/---
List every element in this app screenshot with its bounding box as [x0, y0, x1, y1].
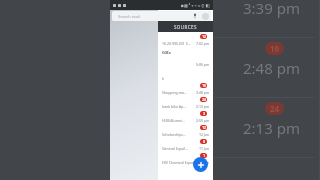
button[interactable]: Scholarships… [158, 125, 213, 139]
staticText: h [162, 76, 165, 81]
staticText: bank bike Ap… [162, 104, 187, 109]
button[interactable]: Compose [193, 157, 208, 172]
staticText: 5:06 pm [196, 62, 210, 67]
staticText: 11 Jun [199, 146, 210, 151]
staticText: 19 [202, 84, 206, 88]
staticText: 2:13 pm [196, 104, 210, 109]
button[interactable]: Search mail [112, 11, 211, 21]
staticText: 8 [203, 140, 205, 144]
button[interactable]: h [158, 69, 213, 83]
staticText: 24 [270, 103, 280, 114]
staticText: HIV Chemical Equal… [162, 160, 197, 165]
button[interactable]: HIV Chemical Equal… [158, 153, 213, 167]
staticText: lea Ap… [152, 118, 208, 138]
staticText: 16.20.995.031 S… [162, 41, 191, 46]
button[interactable]: 16.20.995.031 S… [158, 34, 213, 48]
button[interactable]: Voice search [191, 12, 199, 20]
staticText: 12 Jun [199, 132, 210, 137]
button[interactable]: lea Ap… [150, 98, 314, 158]
staticText: 3 [203, 112, 205, 116]
staticText: 10 Jun [199, 160, 210, 165]
staticText: 7:02 pm [196, 41, 210, 46]
staticText: 2:48 pm [243, 58, 300, 78]
staticText: 19 [270, 43, 280, 54]
staticText: 24 [202, 98, 206, 102]
staticText: 2:55 pm [196, 118, 210, 123]
button[interactable]: Account [202, 13, 209, 20]
staticText: ◾▦ ⁴ ⁊ ⌁ ⌗ ⌚ ▮▯ [181, 3, 210, 8]
button[interactable]: 3:39 pm [150, 0, 314, 38]
staticText: GSIs [162, 50, 171, 55]
staticText: SOURCES [174, 24, 197, 30]
staticText: 3:39 pm [243, 0, 300, 18]
staticText: 1 [203, 154, 205, 158]
button[interactable]: g vou… [150, 38, 314, 98]
staticText: g vou… [152, 58, 203, 78]
button[interactable]: 5:06 pm [158, 55, 213, 69]
staticText: 12 [202, 35, 206, 39]
staticText: Shopping-ma… [162, 90, 187, 95]
staticText: HUB Alumni… [162, 118, 185, 123]
staticText: Search mail [118, 14, 140, 19]
button[interactable]: bank bike Ap… [158, 97, 213, 111]
staticText: 2:13 pm [243, 118, 300, 138]
staticText: Scholarships… [162, 132, 186, 137]
button[interactable]: HUB Alumni… [158, 111, 213, 125]
staticText: General Equal… [162, 146, 188, 151]
staticText: 12 [202, 126, 206, 130]
button[interactable]: SOURCES [158, 21, 213, 32]
button[interactable]: Shopping-ma… [158, 83, 213, 97]
staticText: 2:48 pm [196, 90, 210, 95]
button[interactable]: General Equal… [158, 139, 213, 153]
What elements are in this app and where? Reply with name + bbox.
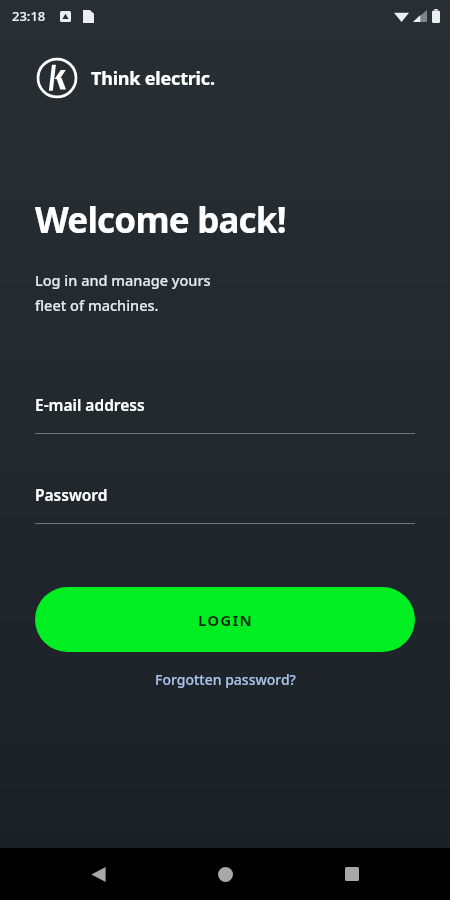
button[interactable]: Back xyxy=(69,848,127,900)
staticText: E-mail address xyxy=(35,394,145,415)
staticText: Forgotten password? xyxy=(155,670,296,689)
staticText: Password xyxy=(35,484,108,505)
staticText: 23:18 xyxy=(12,7,46,25)
staticText: Log in and manage yours fleet of machine… xyxy=(35,270,211,316)
button[interactable]: LOGIN xyxy=(35,587,415,652)
button[interactable]: Forgotten password? xyxy=(145,664,306,695)
staticText: Welcome back! xyxy=(35,196,286,244)
button[interactable]: E-mail address xyxy=(0,394,450,434)
button[interactable]: Home xyxy=(196,848,254,900)
button[interactable]: Recent apps xyxy=(323,848,381,900)
staticText: LOGIN xyxy=(198,610,253,630)
staticText: Think electric. xyxy=(91,66,215,91)
button[interactable]: Password xyxy=(0,484,450,524)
\---
# Task statement:
Reproduce every line of both items above without any changes, but leave out the pictures.

# Response to the exercise:
List every element in this app screenshot with its bounding box as [x0, y0, x1, y1].
button[interactable]: Scholarships… [158, 125, 213, 139]
staticText: h [162, 76, 165, 81]
staticText: bank bike Ap… [162, 104, 187, 109]
button[interactable]: Compose [193, 157, 208, 172]
staticText: 5:06 pm [196, 62, 210, 67]
staticText: 11 Jun [199, 146, 210, 151]
staticText: 19 [202, 84, 206, 88]
staticText: 2:13 pm [196, 104, 210, 109]
button[interactable]: Search mail [112, 11, 211, 21]
staticText: 8 [203, 140, 205, 144]
button[interactable]: h [158, 69, 213, 83]
staticText: 24 [270, 103, 280, 114]
staticText: HIV Chemical Equal… [162, 160, 197, 165]
button[interactable]: HIV Chemical Equal… [158, 153, 213, 167]
staticText: lea Ap… [152, 118, 208, 138]
staticText: 16.20.995.031 S… [162, 41, 191, 46]
button[interactable]: 16.20.995.031 S… [158, 34, 213, 48]
button[interactable]: Voice search [191, 12, 199, 20]
staticText: 12 Jun [199, 132, 210, 137]
button[interactable]: lea Ap… [150, 98, 314, 158]
staticText: 3 [203, 112, 205, 116]
staticText: 10 Jun [199, 160, 210, 165]
staticText: 7:02 pm [196, 41, 210, 46]
staticText: 2:48 pm [243, 58, 300, 78]
staticText: 19 [270, 43, 280, 54]
staticText: 24 [202, 98, 206, 102]
staticText: 2:55 pm [196, 118, 210, 123]
button[interactable]: Account [202, 13, 209, 20]
staticText: ◾▦ ⁴ ⁊ ⌁ ⌗ ⌚ ▮▯ [181, 3, 210, 8]
button[interactable]: 3:39 pm [150, 0, 314, 38]
staticText: GSIs [162, 50, 171, 55]
staticText: SOURCES [174, 24, 197, 30]
staticText: 3:39 pm [243, 0, 300, 18]
staticText: 1 [203, 154, 205, 158]
button[interactable]: g vou… [150, 38, 314, 98]
staticText: g vou… [152, 58, 203, 78]
button[interactable]: 5:06 pm [158, 55, 213, 69]
staticText: 12 [202, 35, 206, 39]
staticText: Shopping-ma… [162, 90, 187, 95]
staticText: HUB Alumni… [162, 118, 185, 123]
staticText: Search mail [118, 14, 140, 19]
button[interactable]: bank bike Ap… [158, 97, 213, 111]
staticText: 2:13 pm [243, 118, 300, 138]
staticText: Scholarships… [162, 132, 186, 137]
button[interactable]: HUB Alumni… [158, 111, 213, 125]
staticText: General Equal… [162, 146, 188, 151]
staticText: 12 [202, 126, 206, 130]
button[interactable]: SOURCES [158, 21, 213, 32]
button[interactable]: Shopping-ma… [158, 83, 213, 97]
staticText: 2:48 pm [196, 90, 210, 95]
button[interactable]: General Equal… [158, 139, 213, 153]
What elements are in this app and where? Reply with name + bbox.
button[interactable]: Back xyxy=(69,848,127,900)
staticText: E-mail address xyxy=(35,394,145,415)
staticText: Forgotten password? xyxy=(155,670,296,689)
staticText: Password xyxy=(35,484,108,505)
staticText: 23:18 xyxy=(12,7,46,25)
staticText: Log in and manage yours fleet of machine… xyxy=(35,270,211,316)
button[interactable]: LOGIN xyxy=(35,587,415,652)
button[interactable]: Forgotten password? xyxy=(145,664,306,695)
staticText: Welcome back! xyxy=(35,196,286,244)
button[interactable]: E-mail address xyxy=(0,394,450,434)
button[interactable]: Home xyxy=(196,848,254,900)
button[interactable]: Recent apps xyxy=(323,848,381,900)
staticText: LOGIN xyxy=(198,610,253,630)
staticText: Think electric. xyxy=(91,66,215,91)
button[interactable]: Password xyxy=(0,484,450,524)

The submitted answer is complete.